### Goal
Output the data word for word, dropping every image.

==== Exercise inputs

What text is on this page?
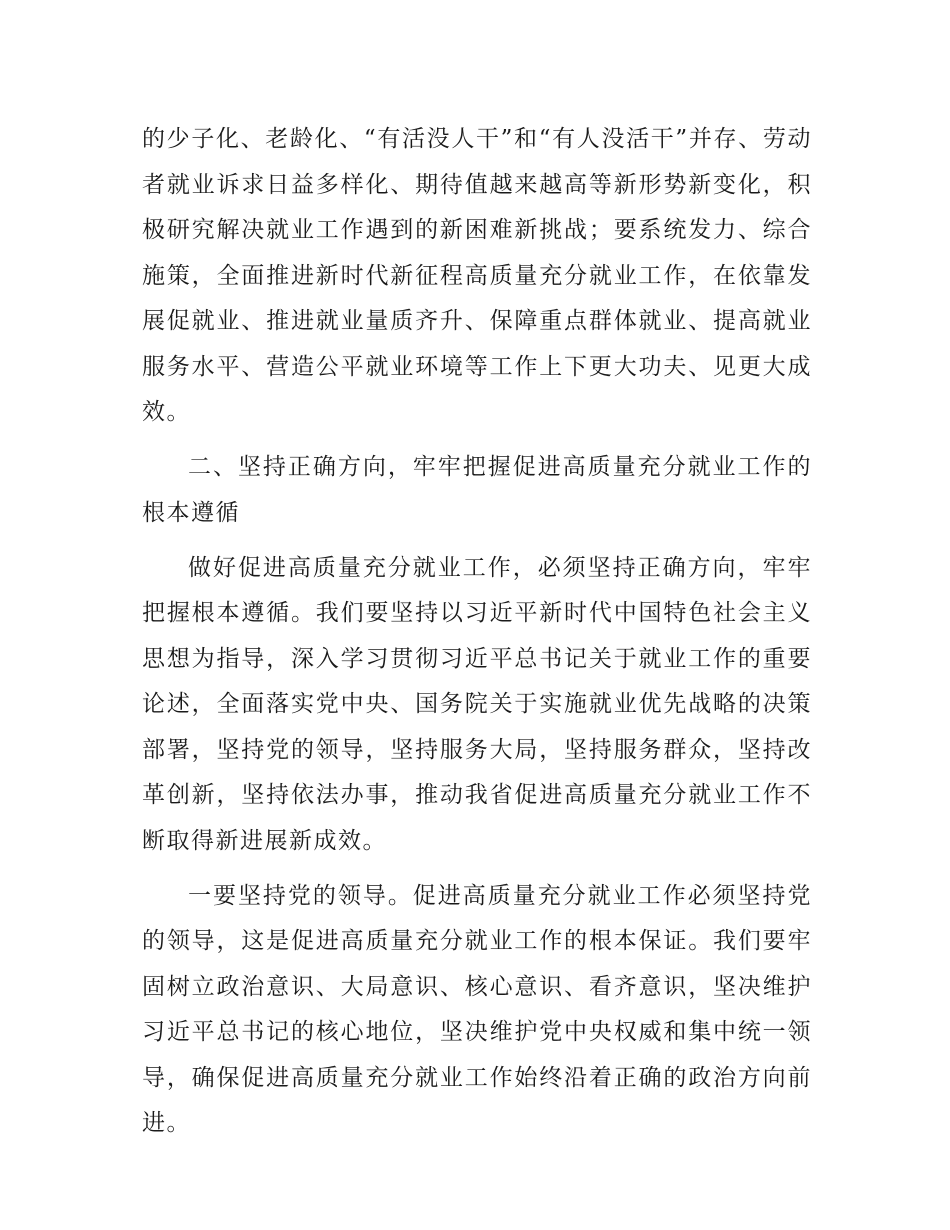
的少子化、老龄化、“有活没人干”和“有人没活干”并存、劳动者就业诉求日益多样化、期待值越来越高等新形势新变化，积极研究解决就业工作遇到的新困难新挑战；要系统发力、综合施策，全面推进新时代新征程高质量充分就业工作，在依靠发展促就业、推进就业量质齐升、保障重点群体就业、提高就业服务水平、营造公平就业环境等工作上下更大功夫、见更大成效。

二、坚持正确方向，牢牢把握促进高质量充分就业工作的根本遵循

做好促进高质量充分就业工作，必须坚持正确方向，牢牢把握根本遵循。我们要坚持以习近平新时代中国特色社会主义思想为指导，深入学习贯彻习近平总书记关于就业工作的重要论述，全面落实党中央、国务院关于实施就业优先战略的决策部署，坚持党的领导，坚持服务大局，坚持服务群众，坚持改革创新，坚持依法办事，推动我省促进高质量充分就业工作不断取得新进展新成效。

一要坚持党的领导。促进高质量充分就业工作必须坚持党的领导，这是促进高质量充分就业工作的根本保证。我们要牢固树立政治意识、大局意识、核心意识、看齐意识，坚决维护习近平总书记的核心地位，坚决维护党中央权威和集中统一领导，确保促进高质量充分就业工作始终沿着正确的政治方向前进。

========

### Solution for this exercise
What text is on this page?
的少子化、老龄化、“有活没人干”和“有人没活干”并存、劳动者就业诉求日益多样化、期待值越来越高等新形势新变化，积极研究解决就业工作遇到的新困难新挑战；要系统发力、综合施策，全面推进新时代新征程高质量充分就业工作，在依靠发展促就业、推进就业量质齐升、保障重点群体就业、提高就业服务水平、营造公平就业环境等工作上下更大功夫、见更大成效。

二、坚持正确方向，牢牢把握促进高质量充分就业工作的根本遵循

做好促进高质量充分就业工作，必须坚持正确方向，牢牢把握根本遵循。我们要坚持以习近平新时代中国特色社会主义思想为指导，深入学习贯彻习近平总书记关于就业工作的重要论述，全面落实党中央、国务院关于实施就业优先战略的决策部署，坚持党的领导，坚持服务大局，坚持服务群众，坚持改革创新，坚持依法办事，推动我省促进高质量充分就业工作不断取得新进展新成效。

一要坚持党的领导。促进高质量充分就业工作必须坚持党的领导，这是促进高质量充分就业工作的根本保证。我们要牢固树立政治意识、大局意识、核心意识、看齐意识，坚决维护习近平总书记的核心地位，坚决维护党中央权威和集中统一领导，确保促进高质量充分就业工作始终沿着正确的政治方向前进。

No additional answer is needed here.